Required task
In the material below, the lines containing the word "values" are required; copy each of them.

--------------------

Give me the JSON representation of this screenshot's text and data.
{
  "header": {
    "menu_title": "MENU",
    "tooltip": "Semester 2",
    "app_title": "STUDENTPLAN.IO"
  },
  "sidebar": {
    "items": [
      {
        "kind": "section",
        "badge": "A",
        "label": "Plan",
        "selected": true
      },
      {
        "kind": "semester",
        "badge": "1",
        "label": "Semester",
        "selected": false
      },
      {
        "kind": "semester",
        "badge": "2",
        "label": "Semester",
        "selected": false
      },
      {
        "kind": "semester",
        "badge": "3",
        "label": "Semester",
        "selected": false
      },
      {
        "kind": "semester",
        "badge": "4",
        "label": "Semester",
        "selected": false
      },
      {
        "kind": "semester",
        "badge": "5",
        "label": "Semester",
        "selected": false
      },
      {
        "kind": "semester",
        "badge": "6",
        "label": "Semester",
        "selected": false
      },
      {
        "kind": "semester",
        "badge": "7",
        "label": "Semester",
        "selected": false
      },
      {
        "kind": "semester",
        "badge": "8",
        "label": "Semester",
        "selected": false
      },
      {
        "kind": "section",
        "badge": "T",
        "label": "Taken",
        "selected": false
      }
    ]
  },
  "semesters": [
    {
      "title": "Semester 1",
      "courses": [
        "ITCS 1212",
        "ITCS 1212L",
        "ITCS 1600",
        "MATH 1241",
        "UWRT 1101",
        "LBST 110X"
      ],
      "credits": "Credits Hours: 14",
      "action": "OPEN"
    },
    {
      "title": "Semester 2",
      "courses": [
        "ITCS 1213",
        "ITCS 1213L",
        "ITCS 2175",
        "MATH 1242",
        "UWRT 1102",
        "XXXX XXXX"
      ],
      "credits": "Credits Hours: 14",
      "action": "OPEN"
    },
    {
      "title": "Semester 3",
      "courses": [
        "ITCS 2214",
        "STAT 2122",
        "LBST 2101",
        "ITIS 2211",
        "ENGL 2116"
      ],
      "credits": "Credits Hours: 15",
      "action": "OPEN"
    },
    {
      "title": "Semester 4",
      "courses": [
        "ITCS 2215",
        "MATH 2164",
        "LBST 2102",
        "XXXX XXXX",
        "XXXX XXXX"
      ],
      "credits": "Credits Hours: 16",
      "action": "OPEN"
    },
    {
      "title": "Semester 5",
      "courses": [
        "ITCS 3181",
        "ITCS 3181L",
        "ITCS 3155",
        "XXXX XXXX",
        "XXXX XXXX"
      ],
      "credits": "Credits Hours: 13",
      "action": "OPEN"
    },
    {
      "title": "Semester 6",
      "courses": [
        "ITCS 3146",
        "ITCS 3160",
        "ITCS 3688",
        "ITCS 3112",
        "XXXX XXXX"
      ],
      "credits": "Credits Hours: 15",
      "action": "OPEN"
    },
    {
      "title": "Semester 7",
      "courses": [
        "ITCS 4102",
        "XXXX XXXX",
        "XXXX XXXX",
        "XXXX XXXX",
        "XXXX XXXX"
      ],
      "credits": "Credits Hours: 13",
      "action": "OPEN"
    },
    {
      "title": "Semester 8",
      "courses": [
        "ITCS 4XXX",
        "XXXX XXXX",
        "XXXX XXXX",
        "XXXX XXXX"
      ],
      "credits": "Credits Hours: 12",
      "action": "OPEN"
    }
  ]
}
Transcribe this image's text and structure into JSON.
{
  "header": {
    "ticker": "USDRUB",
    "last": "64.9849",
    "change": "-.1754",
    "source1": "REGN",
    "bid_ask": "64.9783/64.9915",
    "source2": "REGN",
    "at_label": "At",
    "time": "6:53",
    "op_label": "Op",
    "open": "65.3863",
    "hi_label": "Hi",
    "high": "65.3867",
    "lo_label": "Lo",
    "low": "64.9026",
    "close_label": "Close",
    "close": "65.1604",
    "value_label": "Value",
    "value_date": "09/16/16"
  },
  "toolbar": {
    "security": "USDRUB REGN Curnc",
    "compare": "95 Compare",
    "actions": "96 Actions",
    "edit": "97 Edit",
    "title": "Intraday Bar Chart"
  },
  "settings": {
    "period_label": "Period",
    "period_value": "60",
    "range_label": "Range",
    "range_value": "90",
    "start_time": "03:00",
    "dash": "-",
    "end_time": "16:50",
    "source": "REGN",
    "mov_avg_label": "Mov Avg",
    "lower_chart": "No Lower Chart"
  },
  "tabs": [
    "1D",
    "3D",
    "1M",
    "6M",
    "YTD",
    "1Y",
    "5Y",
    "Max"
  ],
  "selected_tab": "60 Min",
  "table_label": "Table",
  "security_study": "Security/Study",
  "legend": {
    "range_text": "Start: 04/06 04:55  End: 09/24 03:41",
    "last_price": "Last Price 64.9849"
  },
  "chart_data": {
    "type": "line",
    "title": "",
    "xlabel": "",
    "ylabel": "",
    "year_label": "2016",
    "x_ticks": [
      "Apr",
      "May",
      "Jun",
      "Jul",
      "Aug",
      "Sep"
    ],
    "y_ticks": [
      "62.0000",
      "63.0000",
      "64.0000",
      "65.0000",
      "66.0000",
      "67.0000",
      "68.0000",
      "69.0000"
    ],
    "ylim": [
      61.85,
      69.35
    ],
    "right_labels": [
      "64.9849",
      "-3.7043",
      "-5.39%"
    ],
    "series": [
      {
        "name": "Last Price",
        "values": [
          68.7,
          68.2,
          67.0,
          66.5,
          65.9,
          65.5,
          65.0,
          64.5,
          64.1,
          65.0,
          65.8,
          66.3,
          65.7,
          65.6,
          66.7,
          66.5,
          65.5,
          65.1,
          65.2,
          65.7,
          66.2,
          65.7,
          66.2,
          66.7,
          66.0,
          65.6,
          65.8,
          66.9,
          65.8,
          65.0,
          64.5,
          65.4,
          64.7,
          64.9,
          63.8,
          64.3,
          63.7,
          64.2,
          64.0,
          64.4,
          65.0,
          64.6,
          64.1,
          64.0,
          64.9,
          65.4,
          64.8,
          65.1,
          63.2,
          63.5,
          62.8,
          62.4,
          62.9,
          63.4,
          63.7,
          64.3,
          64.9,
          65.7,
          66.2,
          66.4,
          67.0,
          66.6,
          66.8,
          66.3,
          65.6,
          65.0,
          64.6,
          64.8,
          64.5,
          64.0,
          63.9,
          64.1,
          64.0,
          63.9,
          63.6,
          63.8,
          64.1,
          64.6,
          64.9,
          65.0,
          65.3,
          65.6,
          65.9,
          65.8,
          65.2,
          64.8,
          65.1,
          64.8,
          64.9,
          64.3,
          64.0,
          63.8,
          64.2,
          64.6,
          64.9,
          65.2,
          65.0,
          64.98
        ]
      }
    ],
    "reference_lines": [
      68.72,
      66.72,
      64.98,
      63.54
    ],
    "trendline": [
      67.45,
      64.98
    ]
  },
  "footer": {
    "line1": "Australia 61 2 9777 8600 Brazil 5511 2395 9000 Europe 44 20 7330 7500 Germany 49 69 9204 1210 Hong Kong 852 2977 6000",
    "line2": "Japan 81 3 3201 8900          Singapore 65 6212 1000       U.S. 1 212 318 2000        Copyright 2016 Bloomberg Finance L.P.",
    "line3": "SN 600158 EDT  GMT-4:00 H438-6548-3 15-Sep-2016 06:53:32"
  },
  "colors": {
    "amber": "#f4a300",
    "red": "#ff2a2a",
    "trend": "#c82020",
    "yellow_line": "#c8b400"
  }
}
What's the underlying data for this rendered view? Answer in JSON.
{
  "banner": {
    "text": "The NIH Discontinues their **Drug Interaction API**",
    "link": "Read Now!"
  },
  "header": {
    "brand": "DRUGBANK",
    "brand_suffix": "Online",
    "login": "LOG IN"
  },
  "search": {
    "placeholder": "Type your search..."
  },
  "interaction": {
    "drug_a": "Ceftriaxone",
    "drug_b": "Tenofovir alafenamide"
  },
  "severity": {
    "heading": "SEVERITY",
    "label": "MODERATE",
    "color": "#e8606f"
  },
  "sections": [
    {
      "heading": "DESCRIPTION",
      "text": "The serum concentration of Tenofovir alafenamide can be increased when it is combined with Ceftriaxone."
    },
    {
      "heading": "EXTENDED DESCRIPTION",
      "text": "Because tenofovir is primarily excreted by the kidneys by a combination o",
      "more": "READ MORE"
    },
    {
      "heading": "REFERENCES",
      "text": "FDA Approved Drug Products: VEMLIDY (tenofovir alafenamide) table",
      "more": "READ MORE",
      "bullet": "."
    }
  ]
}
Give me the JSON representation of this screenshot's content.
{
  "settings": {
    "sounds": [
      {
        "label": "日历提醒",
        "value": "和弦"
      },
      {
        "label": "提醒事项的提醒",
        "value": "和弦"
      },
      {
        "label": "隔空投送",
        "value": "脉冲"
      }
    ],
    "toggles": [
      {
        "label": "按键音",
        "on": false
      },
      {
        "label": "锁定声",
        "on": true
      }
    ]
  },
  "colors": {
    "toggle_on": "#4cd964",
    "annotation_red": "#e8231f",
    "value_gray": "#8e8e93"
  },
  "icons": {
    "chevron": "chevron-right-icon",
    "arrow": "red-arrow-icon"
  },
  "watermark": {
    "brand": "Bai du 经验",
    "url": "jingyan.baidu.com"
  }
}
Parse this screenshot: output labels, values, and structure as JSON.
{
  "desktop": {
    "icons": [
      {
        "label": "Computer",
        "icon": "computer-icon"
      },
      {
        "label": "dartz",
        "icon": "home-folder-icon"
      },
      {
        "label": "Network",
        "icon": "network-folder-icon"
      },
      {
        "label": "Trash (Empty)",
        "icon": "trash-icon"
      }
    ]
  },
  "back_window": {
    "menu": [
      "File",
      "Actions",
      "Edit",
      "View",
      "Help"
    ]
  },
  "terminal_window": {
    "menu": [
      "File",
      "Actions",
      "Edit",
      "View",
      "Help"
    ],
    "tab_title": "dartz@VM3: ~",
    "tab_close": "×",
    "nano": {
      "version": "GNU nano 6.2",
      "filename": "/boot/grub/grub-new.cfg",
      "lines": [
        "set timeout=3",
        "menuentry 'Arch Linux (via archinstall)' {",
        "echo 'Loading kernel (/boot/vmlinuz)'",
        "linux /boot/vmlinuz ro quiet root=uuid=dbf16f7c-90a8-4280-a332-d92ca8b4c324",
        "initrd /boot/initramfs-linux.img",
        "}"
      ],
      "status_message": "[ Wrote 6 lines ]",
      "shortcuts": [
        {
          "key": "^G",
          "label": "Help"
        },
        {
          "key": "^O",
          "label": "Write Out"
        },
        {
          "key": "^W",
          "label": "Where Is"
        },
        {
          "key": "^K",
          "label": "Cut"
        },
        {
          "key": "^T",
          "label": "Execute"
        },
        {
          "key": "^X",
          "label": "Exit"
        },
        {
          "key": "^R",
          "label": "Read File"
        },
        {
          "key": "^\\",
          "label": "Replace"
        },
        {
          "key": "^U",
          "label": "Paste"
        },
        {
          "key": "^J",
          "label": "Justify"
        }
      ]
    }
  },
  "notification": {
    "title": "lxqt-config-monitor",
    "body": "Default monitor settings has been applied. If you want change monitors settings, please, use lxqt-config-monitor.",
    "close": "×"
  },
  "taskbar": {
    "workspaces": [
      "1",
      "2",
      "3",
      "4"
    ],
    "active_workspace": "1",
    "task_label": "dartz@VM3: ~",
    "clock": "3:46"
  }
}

--------------------

Finished task
        "values": [
Parse this screenshot: output labels, values, and structure as JSON.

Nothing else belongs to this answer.